| SET EXERCISE |
Review the lines that follow and copy each one that contains the word "Превосходство".

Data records
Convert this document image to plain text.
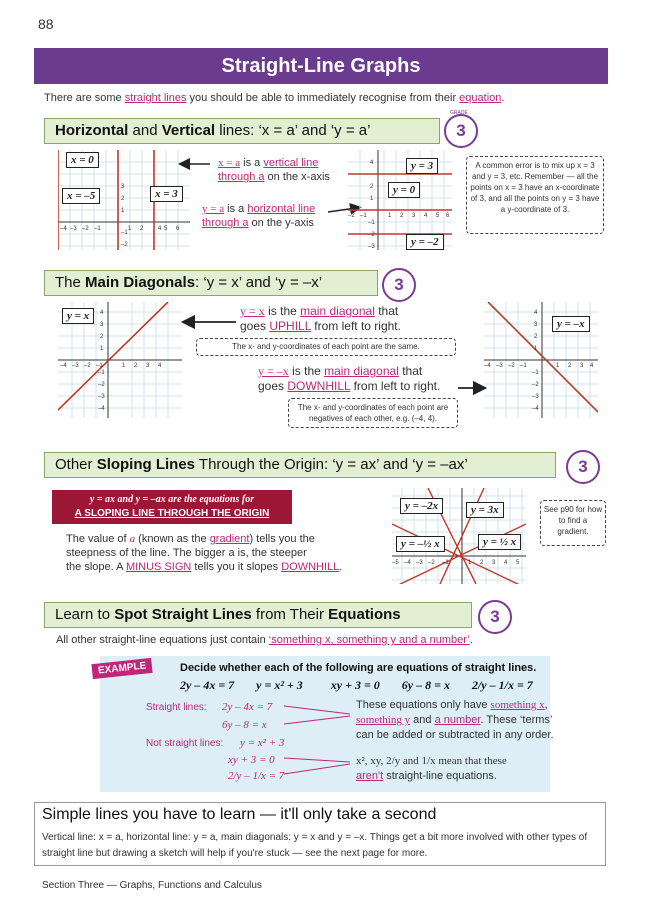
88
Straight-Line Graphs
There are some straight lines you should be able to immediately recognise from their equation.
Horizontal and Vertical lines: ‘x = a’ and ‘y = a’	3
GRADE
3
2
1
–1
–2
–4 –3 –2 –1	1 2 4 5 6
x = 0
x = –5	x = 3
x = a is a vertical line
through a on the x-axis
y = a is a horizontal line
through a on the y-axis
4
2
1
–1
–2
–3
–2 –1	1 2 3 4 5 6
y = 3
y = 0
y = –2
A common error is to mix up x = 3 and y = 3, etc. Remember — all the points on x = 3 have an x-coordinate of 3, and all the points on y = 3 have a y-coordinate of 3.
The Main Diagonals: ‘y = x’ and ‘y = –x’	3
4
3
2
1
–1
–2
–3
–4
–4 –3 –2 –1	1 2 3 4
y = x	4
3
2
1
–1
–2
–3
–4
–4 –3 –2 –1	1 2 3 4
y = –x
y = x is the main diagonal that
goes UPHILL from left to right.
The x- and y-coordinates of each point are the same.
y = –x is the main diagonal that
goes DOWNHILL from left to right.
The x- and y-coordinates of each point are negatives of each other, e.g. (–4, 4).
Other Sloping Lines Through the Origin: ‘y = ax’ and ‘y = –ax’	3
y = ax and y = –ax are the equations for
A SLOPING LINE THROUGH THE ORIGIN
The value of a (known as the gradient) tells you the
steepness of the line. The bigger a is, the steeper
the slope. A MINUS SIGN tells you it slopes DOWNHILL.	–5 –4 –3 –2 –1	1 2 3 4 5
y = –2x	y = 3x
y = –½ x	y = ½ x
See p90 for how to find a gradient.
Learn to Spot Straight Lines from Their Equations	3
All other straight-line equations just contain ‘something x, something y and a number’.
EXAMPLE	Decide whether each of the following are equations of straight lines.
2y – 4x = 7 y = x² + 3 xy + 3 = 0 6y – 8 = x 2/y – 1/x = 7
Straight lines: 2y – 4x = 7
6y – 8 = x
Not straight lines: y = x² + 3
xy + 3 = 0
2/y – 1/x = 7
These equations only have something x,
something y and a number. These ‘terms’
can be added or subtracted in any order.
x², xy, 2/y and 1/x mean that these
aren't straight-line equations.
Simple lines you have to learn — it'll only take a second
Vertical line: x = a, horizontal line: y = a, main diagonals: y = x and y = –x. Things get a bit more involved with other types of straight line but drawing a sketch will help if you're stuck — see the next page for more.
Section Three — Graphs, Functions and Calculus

--

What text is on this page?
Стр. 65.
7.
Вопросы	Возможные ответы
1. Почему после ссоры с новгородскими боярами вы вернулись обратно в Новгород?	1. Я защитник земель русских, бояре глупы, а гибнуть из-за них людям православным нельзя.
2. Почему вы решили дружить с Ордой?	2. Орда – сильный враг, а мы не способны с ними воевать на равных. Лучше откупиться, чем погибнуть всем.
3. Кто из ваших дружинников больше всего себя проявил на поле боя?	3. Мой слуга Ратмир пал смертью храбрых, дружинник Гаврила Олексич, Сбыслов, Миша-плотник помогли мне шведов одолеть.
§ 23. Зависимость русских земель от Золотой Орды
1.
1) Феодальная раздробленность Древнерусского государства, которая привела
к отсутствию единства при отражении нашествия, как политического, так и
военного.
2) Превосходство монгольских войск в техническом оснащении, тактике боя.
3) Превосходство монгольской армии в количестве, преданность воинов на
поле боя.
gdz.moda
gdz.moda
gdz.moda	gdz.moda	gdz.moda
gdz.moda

...

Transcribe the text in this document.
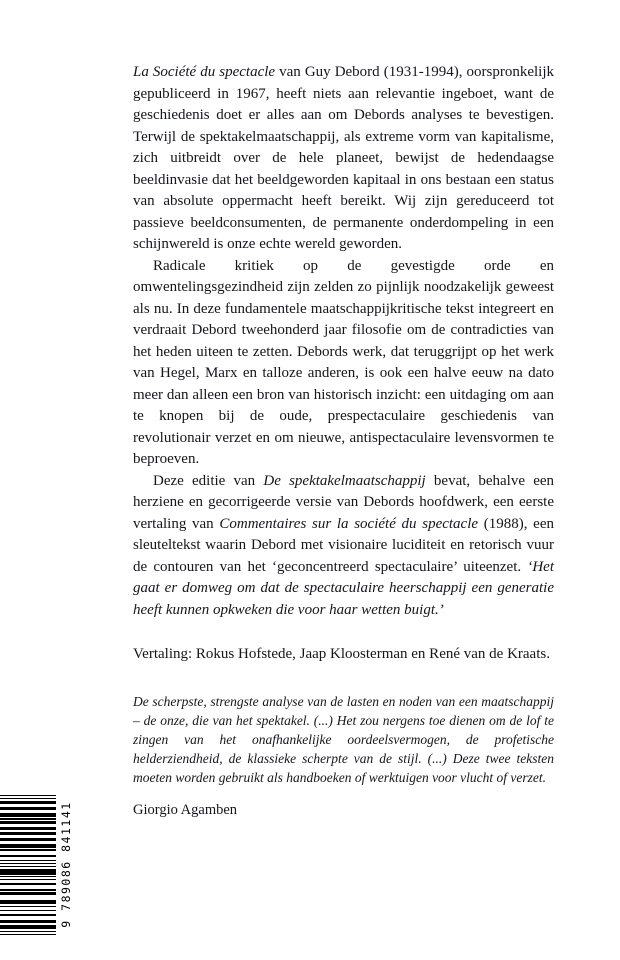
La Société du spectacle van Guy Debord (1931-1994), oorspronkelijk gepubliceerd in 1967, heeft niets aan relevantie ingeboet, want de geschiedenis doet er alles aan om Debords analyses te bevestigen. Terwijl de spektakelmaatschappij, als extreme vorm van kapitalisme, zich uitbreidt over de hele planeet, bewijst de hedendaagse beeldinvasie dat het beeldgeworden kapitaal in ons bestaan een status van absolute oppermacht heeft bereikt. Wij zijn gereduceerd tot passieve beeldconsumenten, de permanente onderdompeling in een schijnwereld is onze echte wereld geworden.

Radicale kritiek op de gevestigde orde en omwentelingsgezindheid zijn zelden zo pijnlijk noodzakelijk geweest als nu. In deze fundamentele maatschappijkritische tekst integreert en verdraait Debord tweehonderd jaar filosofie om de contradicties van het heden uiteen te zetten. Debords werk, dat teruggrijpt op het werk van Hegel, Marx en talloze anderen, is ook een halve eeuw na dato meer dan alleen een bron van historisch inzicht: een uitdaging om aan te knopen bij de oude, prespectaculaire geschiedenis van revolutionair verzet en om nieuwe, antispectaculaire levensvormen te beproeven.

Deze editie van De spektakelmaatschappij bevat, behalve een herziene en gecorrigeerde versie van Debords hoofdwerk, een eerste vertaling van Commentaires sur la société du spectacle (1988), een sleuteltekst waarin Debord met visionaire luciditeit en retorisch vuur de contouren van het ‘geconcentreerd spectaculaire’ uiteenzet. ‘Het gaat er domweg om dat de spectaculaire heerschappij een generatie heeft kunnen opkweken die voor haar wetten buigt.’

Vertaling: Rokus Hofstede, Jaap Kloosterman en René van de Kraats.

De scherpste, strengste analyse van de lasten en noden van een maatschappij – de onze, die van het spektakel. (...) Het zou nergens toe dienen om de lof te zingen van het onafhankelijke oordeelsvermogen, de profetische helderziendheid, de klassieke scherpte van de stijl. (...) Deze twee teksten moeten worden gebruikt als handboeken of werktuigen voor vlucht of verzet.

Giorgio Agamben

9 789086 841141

| TASK ANSWER |
2) Превосходство монгольских войск в техническом оснащении, тактике боя.
3) Превосходство монгольской армии в количестве, преданность воинов на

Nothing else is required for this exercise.